Copy out the lines between the one containing "staticText: 2 [34, 371, 46, 379]" and the one containing "button[interactable]: 일 [51, 41, 95, 58]", both included, with every character kept the same.

[Start Records shown]

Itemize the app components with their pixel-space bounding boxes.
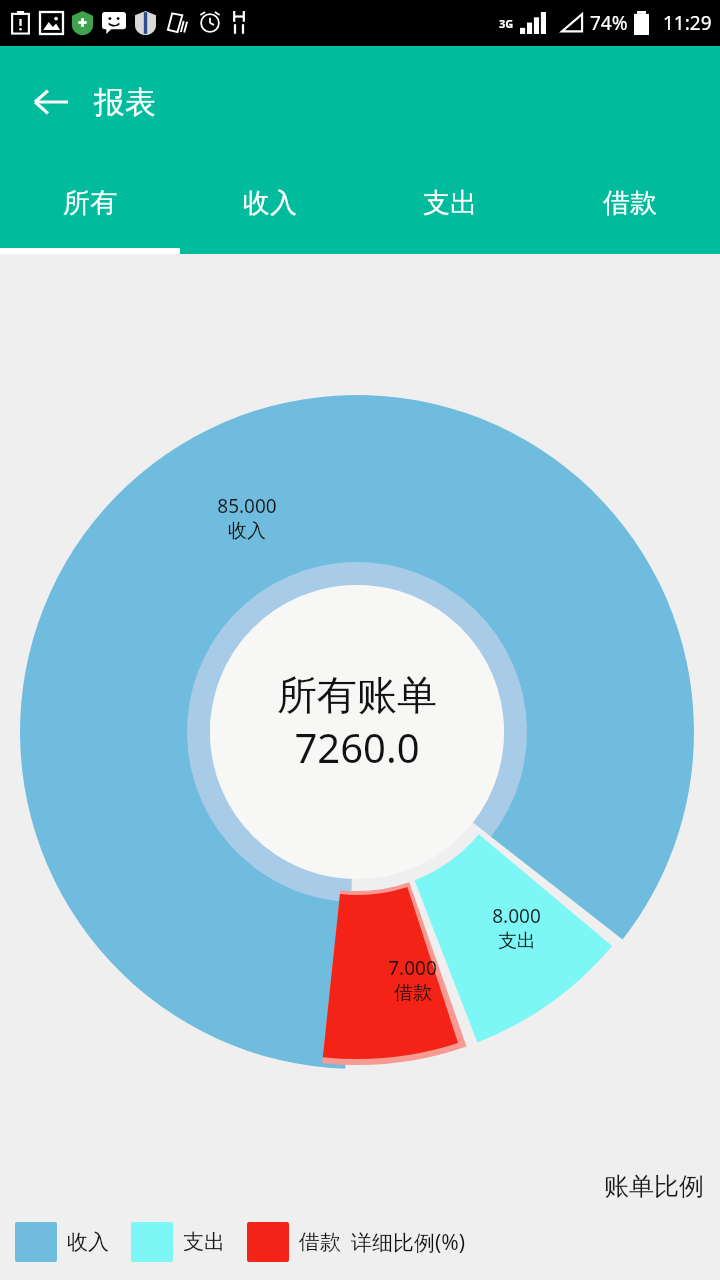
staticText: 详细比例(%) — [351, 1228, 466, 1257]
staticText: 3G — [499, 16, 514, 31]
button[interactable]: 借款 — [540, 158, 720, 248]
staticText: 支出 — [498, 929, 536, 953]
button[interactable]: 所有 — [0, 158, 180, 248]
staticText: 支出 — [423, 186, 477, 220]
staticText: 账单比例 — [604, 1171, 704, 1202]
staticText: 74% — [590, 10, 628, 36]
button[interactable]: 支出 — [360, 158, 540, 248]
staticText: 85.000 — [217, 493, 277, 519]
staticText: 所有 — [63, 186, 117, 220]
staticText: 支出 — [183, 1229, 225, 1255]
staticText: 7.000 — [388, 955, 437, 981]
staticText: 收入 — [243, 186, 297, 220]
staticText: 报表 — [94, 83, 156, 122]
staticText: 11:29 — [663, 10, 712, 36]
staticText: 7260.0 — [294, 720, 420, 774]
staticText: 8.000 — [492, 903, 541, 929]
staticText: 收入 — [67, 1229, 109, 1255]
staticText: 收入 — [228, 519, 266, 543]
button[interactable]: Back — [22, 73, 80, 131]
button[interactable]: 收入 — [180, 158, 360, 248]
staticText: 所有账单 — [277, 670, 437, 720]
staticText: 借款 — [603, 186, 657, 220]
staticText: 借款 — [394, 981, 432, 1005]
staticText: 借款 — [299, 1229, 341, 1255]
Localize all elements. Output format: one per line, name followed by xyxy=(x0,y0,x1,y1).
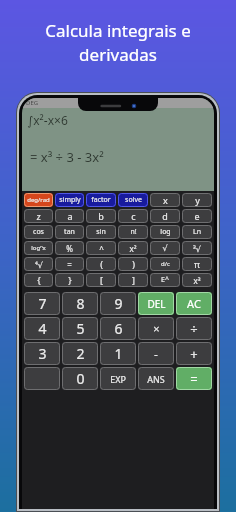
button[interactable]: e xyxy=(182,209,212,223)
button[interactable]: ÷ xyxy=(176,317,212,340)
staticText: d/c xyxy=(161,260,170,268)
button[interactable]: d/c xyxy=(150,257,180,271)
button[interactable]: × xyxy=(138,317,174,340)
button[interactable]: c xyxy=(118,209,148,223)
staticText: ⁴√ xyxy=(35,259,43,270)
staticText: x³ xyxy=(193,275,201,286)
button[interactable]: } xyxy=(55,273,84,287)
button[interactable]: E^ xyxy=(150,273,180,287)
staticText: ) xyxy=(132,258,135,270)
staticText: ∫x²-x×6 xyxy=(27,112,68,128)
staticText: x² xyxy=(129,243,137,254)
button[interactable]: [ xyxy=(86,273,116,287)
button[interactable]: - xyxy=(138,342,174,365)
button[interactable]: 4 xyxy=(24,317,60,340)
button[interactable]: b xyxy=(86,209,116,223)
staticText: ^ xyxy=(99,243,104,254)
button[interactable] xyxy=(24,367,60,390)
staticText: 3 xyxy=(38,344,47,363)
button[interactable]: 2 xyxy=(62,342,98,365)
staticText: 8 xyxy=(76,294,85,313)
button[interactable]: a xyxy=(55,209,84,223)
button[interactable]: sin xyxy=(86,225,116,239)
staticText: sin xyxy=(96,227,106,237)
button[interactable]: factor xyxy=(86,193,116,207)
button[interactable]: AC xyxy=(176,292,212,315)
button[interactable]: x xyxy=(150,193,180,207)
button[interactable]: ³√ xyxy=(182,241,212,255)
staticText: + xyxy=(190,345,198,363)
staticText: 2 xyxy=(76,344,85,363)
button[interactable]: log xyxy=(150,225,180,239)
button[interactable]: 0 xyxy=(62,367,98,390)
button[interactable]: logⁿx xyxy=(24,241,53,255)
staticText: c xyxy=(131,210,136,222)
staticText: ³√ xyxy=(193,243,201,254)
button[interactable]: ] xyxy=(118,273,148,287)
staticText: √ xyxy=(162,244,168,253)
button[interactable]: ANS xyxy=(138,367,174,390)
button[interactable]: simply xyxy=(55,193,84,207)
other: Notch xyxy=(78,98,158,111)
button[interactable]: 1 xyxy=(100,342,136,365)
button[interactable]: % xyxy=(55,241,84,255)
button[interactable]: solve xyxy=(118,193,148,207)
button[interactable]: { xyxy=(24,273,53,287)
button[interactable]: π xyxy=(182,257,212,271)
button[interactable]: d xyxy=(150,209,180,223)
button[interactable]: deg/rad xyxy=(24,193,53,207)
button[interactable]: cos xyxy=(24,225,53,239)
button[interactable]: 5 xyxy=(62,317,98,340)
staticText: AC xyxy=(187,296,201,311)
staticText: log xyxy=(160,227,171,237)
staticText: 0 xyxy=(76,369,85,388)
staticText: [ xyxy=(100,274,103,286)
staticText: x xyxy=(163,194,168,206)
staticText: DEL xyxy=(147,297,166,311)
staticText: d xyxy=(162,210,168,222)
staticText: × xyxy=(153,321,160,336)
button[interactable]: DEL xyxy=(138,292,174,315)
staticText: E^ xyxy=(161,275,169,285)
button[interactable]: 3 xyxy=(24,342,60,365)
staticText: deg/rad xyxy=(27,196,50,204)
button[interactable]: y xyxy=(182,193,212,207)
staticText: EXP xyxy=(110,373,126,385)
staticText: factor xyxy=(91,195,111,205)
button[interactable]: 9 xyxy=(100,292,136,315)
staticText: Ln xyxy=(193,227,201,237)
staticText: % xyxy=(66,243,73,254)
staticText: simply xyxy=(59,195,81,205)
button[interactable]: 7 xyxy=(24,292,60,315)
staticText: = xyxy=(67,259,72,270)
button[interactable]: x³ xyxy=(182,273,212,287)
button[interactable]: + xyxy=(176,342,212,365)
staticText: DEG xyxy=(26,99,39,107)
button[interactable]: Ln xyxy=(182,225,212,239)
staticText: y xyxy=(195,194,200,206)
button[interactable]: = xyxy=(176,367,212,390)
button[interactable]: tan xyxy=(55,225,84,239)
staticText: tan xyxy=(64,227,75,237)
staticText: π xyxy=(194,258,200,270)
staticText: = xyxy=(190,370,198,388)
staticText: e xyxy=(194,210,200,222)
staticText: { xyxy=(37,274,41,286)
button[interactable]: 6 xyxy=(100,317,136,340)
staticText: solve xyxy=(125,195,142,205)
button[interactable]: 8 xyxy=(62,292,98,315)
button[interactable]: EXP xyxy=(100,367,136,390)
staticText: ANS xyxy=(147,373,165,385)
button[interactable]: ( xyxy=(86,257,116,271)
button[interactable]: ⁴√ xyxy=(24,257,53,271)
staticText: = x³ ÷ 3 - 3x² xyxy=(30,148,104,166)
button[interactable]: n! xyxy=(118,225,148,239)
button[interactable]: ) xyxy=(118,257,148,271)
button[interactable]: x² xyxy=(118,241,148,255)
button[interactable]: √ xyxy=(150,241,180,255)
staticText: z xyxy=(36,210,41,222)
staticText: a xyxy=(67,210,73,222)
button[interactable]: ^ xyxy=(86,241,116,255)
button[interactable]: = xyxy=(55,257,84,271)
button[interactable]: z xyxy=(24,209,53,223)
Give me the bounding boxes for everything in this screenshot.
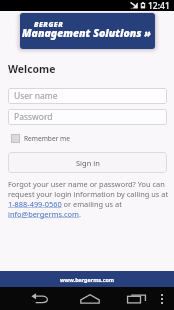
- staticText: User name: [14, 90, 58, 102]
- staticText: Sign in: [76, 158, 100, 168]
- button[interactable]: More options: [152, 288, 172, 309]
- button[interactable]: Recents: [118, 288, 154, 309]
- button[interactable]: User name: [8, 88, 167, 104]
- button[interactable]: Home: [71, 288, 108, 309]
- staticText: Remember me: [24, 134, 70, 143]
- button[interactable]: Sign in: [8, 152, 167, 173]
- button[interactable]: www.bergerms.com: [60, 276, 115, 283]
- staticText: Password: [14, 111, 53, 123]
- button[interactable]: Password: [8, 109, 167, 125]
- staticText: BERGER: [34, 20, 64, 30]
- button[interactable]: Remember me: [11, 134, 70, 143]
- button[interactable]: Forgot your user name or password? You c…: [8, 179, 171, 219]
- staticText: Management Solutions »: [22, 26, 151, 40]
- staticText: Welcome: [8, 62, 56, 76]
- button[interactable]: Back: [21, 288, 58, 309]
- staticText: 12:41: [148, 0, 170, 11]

[End Records shown]
[Start Records shown]

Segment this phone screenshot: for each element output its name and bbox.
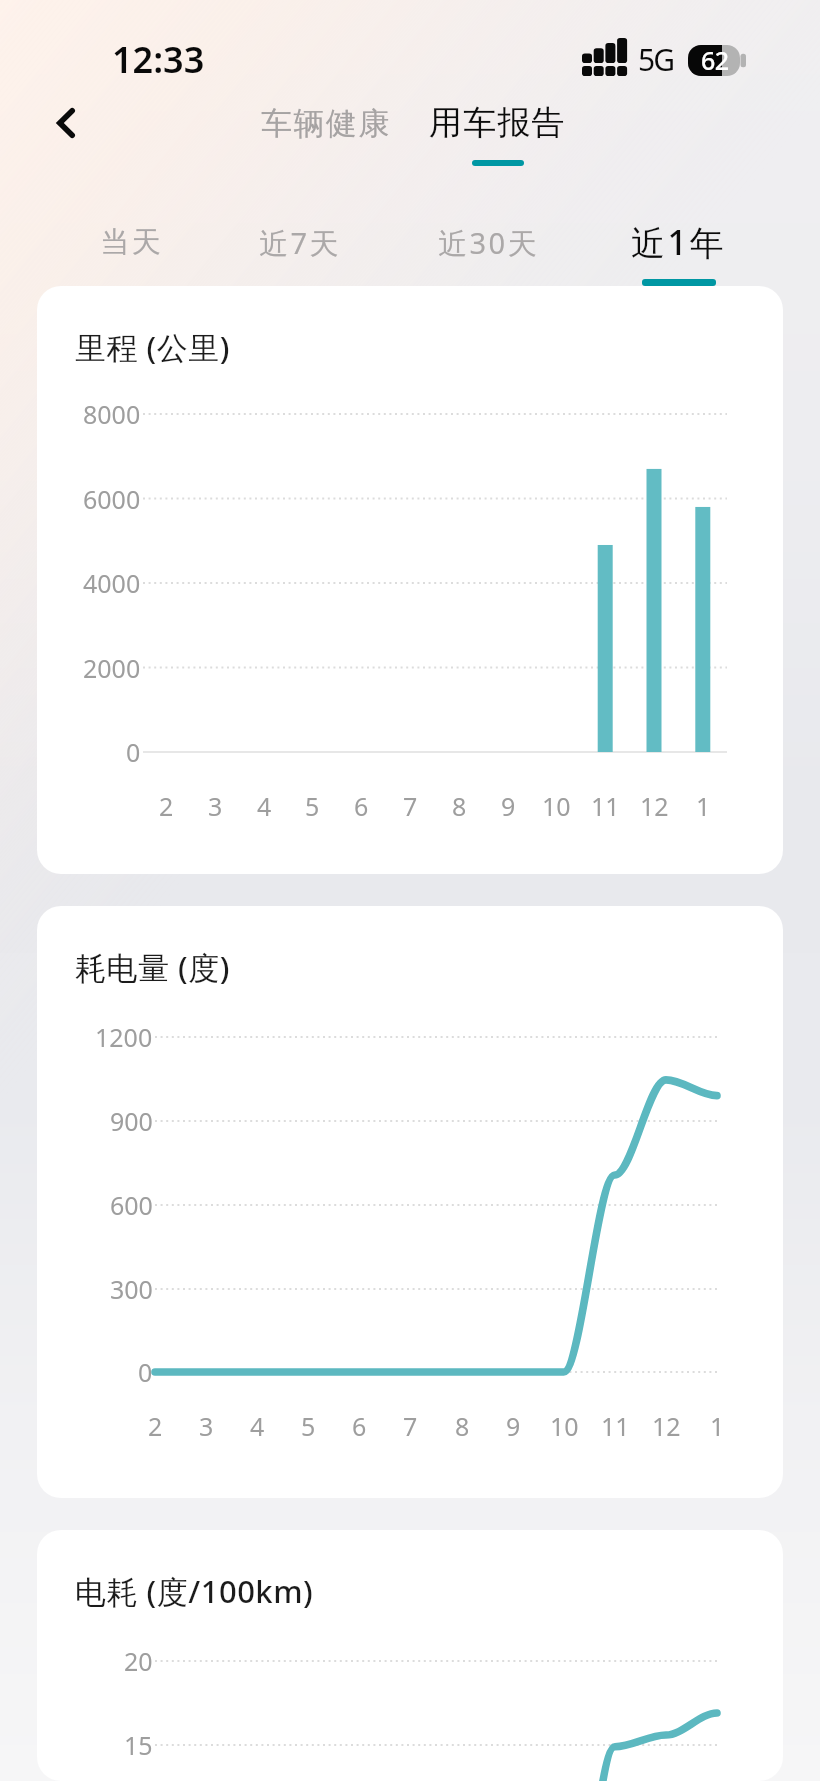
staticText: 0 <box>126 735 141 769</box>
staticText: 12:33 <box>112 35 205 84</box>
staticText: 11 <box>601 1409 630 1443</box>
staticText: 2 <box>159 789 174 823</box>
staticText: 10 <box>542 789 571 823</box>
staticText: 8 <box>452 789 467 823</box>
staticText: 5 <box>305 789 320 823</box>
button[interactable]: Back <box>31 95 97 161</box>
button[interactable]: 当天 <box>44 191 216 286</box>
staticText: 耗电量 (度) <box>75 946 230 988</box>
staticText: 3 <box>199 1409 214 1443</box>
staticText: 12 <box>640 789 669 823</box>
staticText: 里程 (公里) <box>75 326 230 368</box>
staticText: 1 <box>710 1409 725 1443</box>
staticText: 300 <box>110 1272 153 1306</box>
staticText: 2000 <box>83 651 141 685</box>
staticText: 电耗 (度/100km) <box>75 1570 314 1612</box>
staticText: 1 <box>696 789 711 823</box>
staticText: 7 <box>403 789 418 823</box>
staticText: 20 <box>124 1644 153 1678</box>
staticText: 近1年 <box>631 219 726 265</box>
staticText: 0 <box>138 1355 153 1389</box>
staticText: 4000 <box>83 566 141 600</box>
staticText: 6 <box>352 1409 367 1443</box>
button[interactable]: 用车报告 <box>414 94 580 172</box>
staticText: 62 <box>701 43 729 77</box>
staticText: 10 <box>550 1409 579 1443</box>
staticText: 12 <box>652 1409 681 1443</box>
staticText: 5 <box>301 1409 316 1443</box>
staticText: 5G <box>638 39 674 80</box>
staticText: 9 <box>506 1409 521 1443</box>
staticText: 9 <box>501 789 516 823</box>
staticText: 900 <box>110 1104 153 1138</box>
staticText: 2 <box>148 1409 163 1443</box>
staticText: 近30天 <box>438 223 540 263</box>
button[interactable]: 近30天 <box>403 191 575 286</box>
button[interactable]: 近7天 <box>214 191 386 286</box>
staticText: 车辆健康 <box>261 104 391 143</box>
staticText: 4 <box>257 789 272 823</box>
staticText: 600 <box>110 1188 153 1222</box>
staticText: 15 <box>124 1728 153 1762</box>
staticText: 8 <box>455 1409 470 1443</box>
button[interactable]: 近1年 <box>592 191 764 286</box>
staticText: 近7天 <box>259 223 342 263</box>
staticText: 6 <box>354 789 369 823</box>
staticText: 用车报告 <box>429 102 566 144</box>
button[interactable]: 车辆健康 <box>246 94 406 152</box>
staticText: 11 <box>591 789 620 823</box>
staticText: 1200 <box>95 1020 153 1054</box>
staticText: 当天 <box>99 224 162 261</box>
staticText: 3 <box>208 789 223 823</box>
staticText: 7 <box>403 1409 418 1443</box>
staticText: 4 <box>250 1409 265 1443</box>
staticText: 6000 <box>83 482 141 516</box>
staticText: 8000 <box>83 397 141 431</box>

[End Records shown]
[Start Records shown]

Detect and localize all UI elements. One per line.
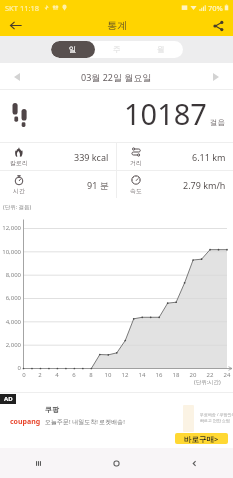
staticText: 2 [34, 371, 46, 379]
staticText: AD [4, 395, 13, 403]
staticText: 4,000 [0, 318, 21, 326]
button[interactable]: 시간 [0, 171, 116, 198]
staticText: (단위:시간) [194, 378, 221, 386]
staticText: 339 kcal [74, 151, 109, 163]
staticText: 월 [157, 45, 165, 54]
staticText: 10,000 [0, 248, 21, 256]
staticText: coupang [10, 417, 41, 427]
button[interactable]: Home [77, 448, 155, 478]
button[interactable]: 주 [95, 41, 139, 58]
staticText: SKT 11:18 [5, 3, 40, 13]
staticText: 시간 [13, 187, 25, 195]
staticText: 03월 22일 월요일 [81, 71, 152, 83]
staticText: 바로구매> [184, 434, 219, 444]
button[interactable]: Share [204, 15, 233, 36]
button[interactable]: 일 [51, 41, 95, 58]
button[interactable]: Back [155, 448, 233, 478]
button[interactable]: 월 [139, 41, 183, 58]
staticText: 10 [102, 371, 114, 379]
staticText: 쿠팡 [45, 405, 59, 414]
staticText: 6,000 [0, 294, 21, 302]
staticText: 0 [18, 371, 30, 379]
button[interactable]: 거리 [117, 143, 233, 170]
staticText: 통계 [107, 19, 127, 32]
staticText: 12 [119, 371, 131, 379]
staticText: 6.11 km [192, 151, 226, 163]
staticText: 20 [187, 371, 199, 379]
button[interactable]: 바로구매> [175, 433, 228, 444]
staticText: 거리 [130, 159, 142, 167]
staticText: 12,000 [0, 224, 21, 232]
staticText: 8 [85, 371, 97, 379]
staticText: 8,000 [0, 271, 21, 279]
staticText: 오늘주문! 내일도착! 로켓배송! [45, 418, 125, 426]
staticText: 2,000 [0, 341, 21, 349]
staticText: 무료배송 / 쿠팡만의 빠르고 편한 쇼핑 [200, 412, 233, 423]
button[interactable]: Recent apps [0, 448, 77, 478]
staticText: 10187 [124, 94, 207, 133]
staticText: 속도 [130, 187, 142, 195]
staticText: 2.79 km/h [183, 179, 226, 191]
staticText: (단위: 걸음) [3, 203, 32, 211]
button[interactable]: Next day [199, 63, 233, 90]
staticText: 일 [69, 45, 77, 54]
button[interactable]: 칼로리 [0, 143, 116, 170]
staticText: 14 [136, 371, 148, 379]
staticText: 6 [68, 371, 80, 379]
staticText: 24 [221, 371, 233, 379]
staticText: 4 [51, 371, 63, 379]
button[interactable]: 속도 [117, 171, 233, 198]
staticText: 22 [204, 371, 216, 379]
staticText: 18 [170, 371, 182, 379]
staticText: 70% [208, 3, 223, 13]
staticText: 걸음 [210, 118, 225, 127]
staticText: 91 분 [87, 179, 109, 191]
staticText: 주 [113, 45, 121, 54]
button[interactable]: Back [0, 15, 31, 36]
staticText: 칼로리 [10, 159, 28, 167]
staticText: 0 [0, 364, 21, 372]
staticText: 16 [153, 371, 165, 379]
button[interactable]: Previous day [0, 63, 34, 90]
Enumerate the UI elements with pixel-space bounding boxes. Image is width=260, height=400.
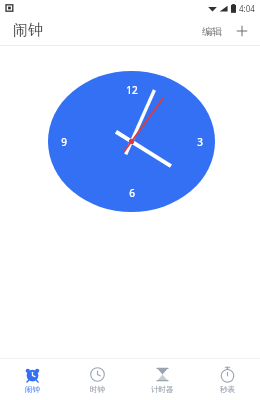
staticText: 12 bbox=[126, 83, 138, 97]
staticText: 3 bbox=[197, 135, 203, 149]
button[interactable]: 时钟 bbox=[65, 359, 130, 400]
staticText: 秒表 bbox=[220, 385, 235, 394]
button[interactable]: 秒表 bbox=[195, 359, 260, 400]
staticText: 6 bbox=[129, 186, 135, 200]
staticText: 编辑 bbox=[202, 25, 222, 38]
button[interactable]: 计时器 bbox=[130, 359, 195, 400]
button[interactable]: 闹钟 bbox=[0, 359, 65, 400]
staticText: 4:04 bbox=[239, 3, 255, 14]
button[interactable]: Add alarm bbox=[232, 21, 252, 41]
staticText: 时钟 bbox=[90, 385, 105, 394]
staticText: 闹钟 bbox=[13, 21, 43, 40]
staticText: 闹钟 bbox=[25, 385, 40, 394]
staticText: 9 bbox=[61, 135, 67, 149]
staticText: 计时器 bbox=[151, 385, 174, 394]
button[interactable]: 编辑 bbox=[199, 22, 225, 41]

[End Records shown]

◆ Solved problem:
staticText: 2 [34, 371, 46, 379]
staticText: AD [4, 395, 13, 403]
staticText: 4,000 [0, 318, 21, 326]
button[interactable]: 시간 [0, 171, 116, 198]
staticText: (단위:시간) [194, 378, 221, 386]
staticText: 339 kcal [74, 151, 109, 163]
staticText: 월 [157, 45, 165, 54]
staticText: 10,000 [0, 248, 21, 256]
staticText: coupang [10, 417, 41, 427]
button[interactable]: Home [77, 448, 155, 478]
button[interactable]: 주 [95, 41, 139, 58]
staticText: SKT 11:18 [5, 3, 40, 13]
staticText: 시간 [13, 187, 25, 195]
staticText: 03월 22일 월요일 [81, 71, 152, 83]
staticText: 바로구매> [184, 434, 219, 444]
button[interactable]: Share [204, 15, 233, 36]
button[interactable]: 일 [51, 41, 95, 58]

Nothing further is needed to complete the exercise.